**TASK BRIEF:** Please reproduce every record, keeping each one exactly as written.

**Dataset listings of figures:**
::::
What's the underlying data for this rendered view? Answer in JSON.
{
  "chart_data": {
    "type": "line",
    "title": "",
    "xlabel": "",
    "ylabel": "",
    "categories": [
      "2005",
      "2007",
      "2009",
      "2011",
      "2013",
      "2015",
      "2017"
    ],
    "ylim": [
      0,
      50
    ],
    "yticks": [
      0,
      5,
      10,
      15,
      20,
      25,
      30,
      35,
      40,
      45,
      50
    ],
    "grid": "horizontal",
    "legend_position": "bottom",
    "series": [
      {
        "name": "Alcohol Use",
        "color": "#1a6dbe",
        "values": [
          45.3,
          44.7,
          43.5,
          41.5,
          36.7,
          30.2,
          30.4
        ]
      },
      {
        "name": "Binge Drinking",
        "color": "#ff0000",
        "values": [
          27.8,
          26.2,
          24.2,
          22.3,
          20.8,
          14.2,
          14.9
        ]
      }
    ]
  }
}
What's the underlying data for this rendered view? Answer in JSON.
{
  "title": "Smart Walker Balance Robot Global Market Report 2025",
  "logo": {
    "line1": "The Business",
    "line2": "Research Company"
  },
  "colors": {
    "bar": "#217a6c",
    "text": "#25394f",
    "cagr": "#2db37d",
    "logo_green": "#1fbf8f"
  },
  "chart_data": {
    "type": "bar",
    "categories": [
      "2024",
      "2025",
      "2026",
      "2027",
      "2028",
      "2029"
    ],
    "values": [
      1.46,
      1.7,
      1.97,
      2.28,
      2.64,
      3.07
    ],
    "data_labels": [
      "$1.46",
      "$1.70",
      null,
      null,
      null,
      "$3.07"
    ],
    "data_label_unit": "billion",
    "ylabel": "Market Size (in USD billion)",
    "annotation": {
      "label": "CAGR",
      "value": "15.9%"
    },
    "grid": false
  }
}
::::
**THE SOLUTION:**
What's the underlying data for this rendered view? Answer in JSON.
{
  "chart_data": {
    "type": "line",
    "title": "",
    "xlabel": "",
    "ylabel": "",
    "categories": [
      "2005",
      "2007",
      "2009",
      "2011",
      "2013",
      "2015",
      "2017"
    ],
    "ylim": [
      0,
      50
    ],
    "yticks": [
      0,
      5,
      10,
      15,
      20,
      25,
      30,
      35,
      40,
      45,
      50
    ],
    "grid": "horizontal",
    "legend_position": "bottom",
    "series": [
      {
        "name": "Alcohol Use",
        "color": "#1a6dbe",
        "values": [
          45.3,
          44.7,
          43.5,
          41.5,
          36.7,
          30.2,
          30.4
        ]
      },
      {
        "name": "Binge Drinking",
        "color": "#ff0000",
        "values": [
          27.8,
          26.2,
          24.2,
          22.3,
          20.8,
          14.2,
          14.9
        ]
      }
    ]
  }
}
What's the underlying data for this rendered view? Answer in JSON.
{
  "title": "Smart Walker Balance Robot Global Market Report 2025",
  "logo": {
    "line1": "The Business",
    "line2": "Research Company"
  },
  "colors": {
    "bar": "#217a6c",
    "text": "#25394f",
    "cagr": "#2db37d",
    "logo_green": "#1fbf8f"
  },
  "chart_data": {
    "type": "bar",
    "categories": [
      "2024",
      "2025",
      "2026",
      "2027",
      "2028",
      "2029"
    ],
    "values": [
      1.46,
      1.7,
      1.97,
      2.28,
      2.64,
      3.07
    ],
    "data_labels": [
      "$1.46",
      "$1.70",
      null,
      null,
      null,
      "$3.07"
    ],
    "data_label_unit": "billion",
    "ylabel": "Market Size (in USD billion)",
    "annotation": {
      "label": "CAGR",
      "value": "15.9%"
    },
    "grid": false
  }
}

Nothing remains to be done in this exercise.